TASK INSTRUCTIONS:
Would you transcribe the whole listing exactly, minus its pictures?

SOURCE RECORDS:
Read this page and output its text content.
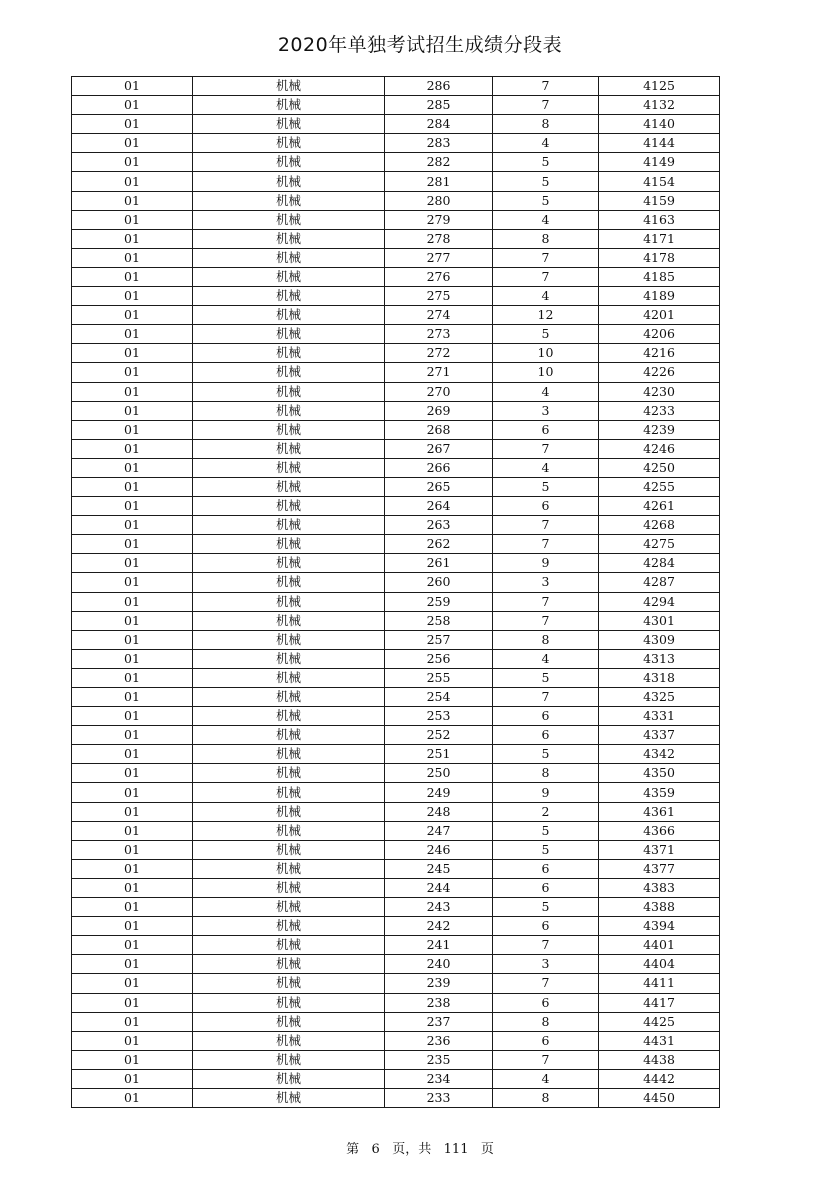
2020年单独考试招生成绩分段表
01	机械	286	7	4125
01	机械	285	7	4132
01	机械	284	8	4140
01	机械	283	4	4144
01	机械	282	5	4149
01	机械	281	5	4154
01	机械	280	5	4159
01	机械	279	4	4163
01	机械	278	8	4171
01	机械	277	7	4178
01	机械	276	7	4185
01	机械	275	4	4189
01	机械	274	12	4201
01	机械	273	5	4206
01	机械	272	10	4216
01	机械	271	10	4226
01	机械	270	4	4230
01	机械	269	3	4233
01	机械	268	6	4239
01	机械	267	7	4246
01	机械	266	4	4250
01	机械	265	5	4255
01	机械	264	6	4261
01	机械	263	7	4268
01	机械	262	7	4275
01	机械	261	9	4284
01	机械	260	3	4287
01	机械	259	7	4294
01	机械	258	7	4301
01	机械	257	8	4309
01	机械	256	4	4313
01	机械	255	5	4318
01	机械	254	7	4325
01	机械	253	6	4331
01	机械	252	6	4337
01	机械	251	5	4342
01	机械	250	8	4350
01	机械	249	9	4359
01	机械	248	2	4361
01	机械	247	5	4366
01	机械	246	5	4371
01	机械	245	6	4377
01	机械	244	6	4383
01	机械	243	5	4388
01	机械	242	6	4394
01	机械	241	7	4401
01	机械	240	3	4404
01	机械	239	7	4411
01	机械	238	6	4417
01	机械	237	8	4425
01	机械	236	6	4431
01	机械	235	7	4438
01	机械	234	4	4442
01	机械	233	8	4450
第 6 页，共 111 页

RESULT FOR THIS EXERCISE:
Read this page and output its text content.
2020年单独考试招生成绩分段表
01	机械	286	7	4125
01	机械	285	7	4132
01	机械	284	8	4140
01	机械	283	4	4144
01	机械	282	5	4149
01	机械	281	5	4154
01	机械	280	5	4159
01	机械	279	4	4163
01	机械	278	8	4171
01	机械	277	7	4178
01	机械	276	7	4185
01	机械	275	4	4189
01	机械	274	12	4201
01	机械	273	5	4206
01	机械	272	10	4216
01	机械	271	10	4226
01	机械	270	4	4230
01	机械	269	3	4233
01	机械	268	6	4239
01	机械	267	7	4246
01	机械	266	4	4250
01	机械	265	5	4255
01	机械	264	6	4261
01	机械	263	7	4268
01	机械	262	7	4275
01	机械	261	9	4284
01	机械	260	3	4287
01	机械	259	7	4294
01	机械	258	7	4301
01	机械	257	8	4309
01	机械	256	4	4313
01	机械	255	5	4318
01	机械	254	7	4325
01	机械	253	6	4331
01	机械	252	6	4337
01	机械	251	5	4342
01	机械	250	8	4350
01	机械	249	9	4359
01	机械	248	2	4361
01	机械	247	5	4366
01	机械	246	5	4371
01	机械	245	6	4377
01	机械	244	6	4383
01	机械	243	5	4388
01	机械	242	6	4394
01	机械	241	7	4401
01	机械	240	3	4404
01	机械	239	7	4411
01	机械	238	6	4417
01	机械	237	8	4425
01	机械	236	6	4431
01	机械	235	7	4438
01	机械	234	4	4442
01	机械	233	8	4450
第 6 页，共 111 页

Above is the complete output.